Attività da svolgere:
1) Nell'articolo sulla Biennale del Mare, indica tutti i punti di vista da cui vengono considerate le risorse disponibili nella città secondo La Comba.
2) Riscrivi in forma più breve il paragrafo dell'articolo sulla Biennale del Mare che inizia con "La Biennale del Mare non si limita", conservandone i fatti principali.
3) Riporta fedelmente il passo dell'articolo sulla Biennale del Mare da "Innovazione e sostenibilità" a "forza della città.".

Testo del documento:
-=-=-

Sviluppo sostenibile

La Biennale del Mare: un laboratorio per Livorno capitale del mare

Barbara La Comba illustra le prospettive della Biennale del Mare per valorizzare Livorno.

La Biennale del Mare: un laboratorio per Livorno capitale del mare

La Biennale del Mare non si limita a essere un grande evento dedicato al mare, ma si propone come un laboratorio permanente di idee per accompagnare la crescita di Livorno e rafforzarne il ruolo nel panorama nazionale e internazionale. Questa visione è stata espressa da Barbara La Comba, coordinatrice del Comitato tecnico scientifico della Biennale, che ha delineato le prospettive future del progetto.

«La Biennale del Mare è in realtà un grande laboratorio – ha dichiarato La Comba – che si basa su tutte le risorse attualmente disponibili nella città, dal punto di vista economico, sociale e ambientale, per valorizzare Livorno e farne quella che tutti noi vorremmo fosse la capitale del mare». Secondo La Comba, l’obiettivo è trasformare Livorno in un luogo dove possano nascere nuove idee, tecnologie e opportunità di sviluppo, creando una rete di competenze e realtà diverse.

Innovazione e sostenibilità

«Vogliamo una città dove si sviluppino nuove risorse e tecnologie, e dove le infrastrutture possano crescere grazie alla collaborazione tra settori diversi. È un nuovo modo di progettare il futuro, una città in cui possano emergere le strategie marine dei prossimi anni», ha aggiunto La Comba. Un ruolo centrale sarà riservato anche alla sostenibilità, considerata uno dei punti di forza della città.

-=-=-

Dati mostrati:
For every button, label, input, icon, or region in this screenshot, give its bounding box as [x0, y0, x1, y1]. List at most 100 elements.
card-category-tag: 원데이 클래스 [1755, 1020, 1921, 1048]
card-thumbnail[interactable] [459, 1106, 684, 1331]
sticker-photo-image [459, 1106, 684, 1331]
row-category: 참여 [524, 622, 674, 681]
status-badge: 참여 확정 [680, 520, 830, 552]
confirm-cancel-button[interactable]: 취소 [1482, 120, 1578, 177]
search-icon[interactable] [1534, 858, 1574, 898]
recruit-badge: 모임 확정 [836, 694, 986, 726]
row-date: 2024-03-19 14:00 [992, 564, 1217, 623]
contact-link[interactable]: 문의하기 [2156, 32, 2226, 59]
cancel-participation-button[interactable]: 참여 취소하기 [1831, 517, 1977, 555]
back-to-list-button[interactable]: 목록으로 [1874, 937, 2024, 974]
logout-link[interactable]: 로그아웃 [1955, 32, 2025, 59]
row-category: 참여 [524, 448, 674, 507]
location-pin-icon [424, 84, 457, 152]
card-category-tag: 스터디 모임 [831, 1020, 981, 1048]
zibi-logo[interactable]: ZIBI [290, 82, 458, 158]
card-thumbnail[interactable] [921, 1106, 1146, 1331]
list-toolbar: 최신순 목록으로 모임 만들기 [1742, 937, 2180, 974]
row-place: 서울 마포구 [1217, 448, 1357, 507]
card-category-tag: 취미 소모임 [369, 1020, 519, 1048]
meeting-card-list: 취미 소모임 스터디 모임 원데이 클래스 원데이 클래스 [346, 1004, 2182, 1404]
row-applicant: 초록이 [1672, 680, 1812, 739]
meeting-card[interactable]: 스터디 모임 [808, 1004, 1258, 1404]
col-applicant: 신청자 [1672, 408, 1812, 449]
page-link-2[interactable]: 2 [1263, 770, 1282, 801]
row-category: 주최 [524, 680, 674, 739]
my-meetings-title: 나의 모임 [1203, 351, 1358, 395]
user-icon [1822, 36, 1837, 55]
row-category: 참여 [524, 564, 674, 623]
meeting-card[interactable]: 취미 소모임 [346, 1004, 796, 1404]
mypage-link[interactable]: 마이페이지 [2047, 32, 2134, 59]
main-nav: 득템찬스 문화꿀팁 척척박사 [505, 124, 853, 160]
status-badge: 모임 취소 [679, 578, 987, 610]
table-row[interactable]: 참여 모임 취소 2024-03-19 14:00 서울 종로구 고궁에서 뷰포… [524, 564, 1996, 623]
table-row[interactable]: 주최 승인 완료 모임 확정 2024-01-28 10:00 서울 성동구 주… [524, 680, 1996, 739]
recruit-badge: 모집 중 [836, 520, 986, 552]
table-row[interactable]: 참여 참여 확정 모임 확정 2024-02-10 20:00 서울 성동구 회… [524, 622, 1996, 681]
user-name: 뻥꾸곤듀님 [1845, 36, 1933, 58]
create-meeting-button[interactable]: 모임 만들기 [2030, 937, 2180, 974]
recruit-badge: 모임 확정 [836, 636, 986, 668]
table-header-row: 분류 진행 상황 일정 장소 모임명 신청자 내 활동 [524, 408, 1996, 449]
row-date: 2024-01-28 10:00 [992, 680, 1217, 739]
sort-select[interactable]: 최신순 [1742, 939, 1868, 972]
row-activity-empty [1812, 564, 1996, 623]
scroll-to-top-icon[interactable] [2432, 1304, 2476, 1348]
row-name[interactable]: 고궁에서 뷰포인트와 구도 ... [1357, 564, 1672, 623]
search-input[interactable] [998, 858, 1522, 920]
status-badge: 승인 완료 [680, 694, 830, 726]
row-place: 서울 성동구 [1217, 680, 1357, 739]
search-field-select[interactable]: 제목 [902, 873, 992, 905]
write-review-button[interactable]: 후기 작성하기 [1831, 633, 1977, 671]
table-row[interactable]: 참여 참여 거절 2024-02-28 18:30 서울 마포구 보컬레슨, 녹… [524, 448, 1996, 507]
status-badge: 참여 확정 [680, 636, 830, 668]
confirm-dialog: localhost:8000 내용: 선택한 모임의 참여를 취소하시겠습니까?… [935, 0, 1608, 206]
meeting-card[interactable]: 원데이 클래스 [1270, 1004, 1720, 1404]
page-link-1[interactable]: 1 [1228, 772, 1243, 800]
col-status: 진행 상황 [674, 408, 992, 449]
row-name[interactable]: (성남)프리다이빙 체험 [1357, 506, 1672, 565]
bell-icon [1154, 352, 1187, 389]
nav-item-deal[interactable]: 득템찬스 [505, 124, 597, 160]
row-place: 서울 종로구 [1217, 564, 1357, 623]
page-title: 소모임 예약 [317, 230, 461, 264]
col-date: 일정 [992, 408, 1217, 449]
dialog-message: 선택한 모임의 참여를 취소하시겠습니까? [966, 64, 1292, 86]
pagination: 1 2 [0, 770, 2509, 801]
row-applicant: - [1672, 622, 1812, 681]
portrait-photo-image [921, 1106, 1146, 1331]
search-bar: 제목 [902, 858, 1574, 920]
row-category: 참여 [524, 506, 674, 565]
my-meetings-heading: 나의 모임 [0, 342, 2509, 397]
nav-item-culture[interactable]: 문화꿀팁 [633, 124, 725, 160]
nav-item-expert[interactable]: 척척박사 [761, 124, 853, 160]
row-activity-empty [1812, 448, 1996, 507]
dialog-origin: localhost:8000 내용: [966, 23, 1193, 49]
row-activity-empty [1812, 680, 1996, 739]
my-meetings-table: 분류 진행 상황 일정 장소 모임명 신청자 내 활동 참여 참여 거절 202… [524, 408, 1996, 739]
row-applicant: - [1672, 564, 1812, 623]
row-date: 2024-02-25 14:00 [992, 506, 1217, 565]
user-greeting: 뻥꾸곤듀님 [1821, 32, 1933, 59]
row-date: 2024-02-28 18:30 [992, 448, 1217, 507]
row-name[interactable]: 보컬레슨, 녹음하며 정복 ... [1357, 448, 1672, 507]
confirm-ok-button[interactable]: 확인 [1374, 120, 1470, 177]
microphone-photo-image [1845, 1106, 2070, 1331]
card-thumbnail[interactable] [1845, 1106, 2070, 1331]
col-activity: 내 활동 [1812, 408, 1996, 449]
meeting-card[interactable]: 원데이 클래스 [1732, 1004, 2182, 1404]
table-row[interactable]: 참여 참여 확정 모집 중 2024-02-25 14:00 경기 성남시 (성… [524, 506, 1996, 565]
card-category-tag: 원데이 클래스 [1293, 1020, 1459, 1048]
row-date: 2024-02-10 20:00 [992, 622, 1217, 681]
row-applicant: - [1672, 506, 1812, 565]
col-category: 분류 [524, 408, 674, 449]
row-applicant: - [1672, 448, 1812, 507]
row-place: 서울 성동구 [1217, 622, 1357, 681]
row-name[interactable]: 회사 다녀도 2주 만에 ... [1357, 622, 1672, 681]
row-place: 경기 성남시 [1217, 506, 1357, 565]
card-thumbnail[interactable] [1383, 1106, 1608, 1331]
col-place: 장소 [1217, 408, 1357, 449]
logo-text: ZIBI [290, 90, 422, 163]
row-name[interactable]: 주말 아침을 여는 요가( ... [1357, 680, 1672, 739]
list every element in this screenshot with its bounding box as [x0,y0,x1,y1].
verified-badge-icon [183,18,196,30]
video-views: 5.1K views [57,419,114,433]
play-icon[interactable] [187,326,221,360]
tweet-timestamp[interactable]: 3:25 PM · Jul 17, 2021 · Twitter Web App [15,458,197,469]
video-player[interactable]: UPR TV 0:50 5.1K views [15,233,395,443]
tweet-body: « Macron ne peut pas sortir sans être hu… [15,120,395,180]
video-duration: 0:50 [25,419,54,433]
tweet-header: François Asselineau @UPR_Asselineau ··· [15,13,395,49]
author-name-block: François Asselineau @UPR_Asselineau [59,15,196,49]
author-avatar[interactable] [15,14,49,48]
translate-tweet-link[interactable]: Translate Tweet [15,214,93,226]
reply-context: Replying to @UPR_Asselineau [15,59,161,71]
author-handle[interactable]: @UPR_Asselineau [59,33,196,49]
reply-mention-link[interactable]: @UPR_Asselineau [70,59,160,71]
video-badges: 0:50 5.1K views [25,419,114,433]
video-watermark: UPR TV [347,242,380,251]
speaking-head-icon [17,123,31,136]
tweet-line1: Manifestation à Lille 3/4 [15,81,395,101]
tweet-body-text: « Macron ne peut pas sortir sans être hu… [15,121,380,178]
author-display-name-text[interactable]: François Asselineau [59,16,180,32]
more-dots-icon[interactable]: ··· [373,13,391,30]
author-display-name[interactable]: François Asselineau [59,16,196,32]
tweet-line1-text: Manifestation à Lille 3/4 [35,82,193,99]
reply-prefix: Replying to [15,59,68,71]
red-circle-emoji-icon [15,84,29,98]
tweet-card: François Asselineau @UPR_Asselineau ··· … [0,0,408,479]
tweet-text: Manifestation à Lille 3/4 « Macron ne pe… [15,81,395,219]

-=-=-

Risposte all'esercizio:
1)
- Economico
- Sociale
- Ambientale

2) La Biennale del Mare vuole essere più di un grande evento sul mare. Si propone come laboratorio permanente di idee per sostenere la crescita di Livorno e rafforzarne il ruolo nazionale e internazionale. Questa visione è stata espressa da Barbara La Comba, coordinatrice del Comitato tecnico scientifico della Biennale, nel delineare le prospettive future del progetto.

3)
Innovazione e sostenibilità

«Vogliamo una città dove si sviluppino nuove risorse e tecnologie, e dove le infrastrutture possano crescere grazie alla collaborazione tra settori diversi. È un nuovo modo di progettare il futuro, una città in cui possano emergere le strategie marine dei prossimi anni», ha aggiunto La Comba. Un ruolo centrale sarà riservato anche alla sostenibilità, considerata uno dei punti di forza della città.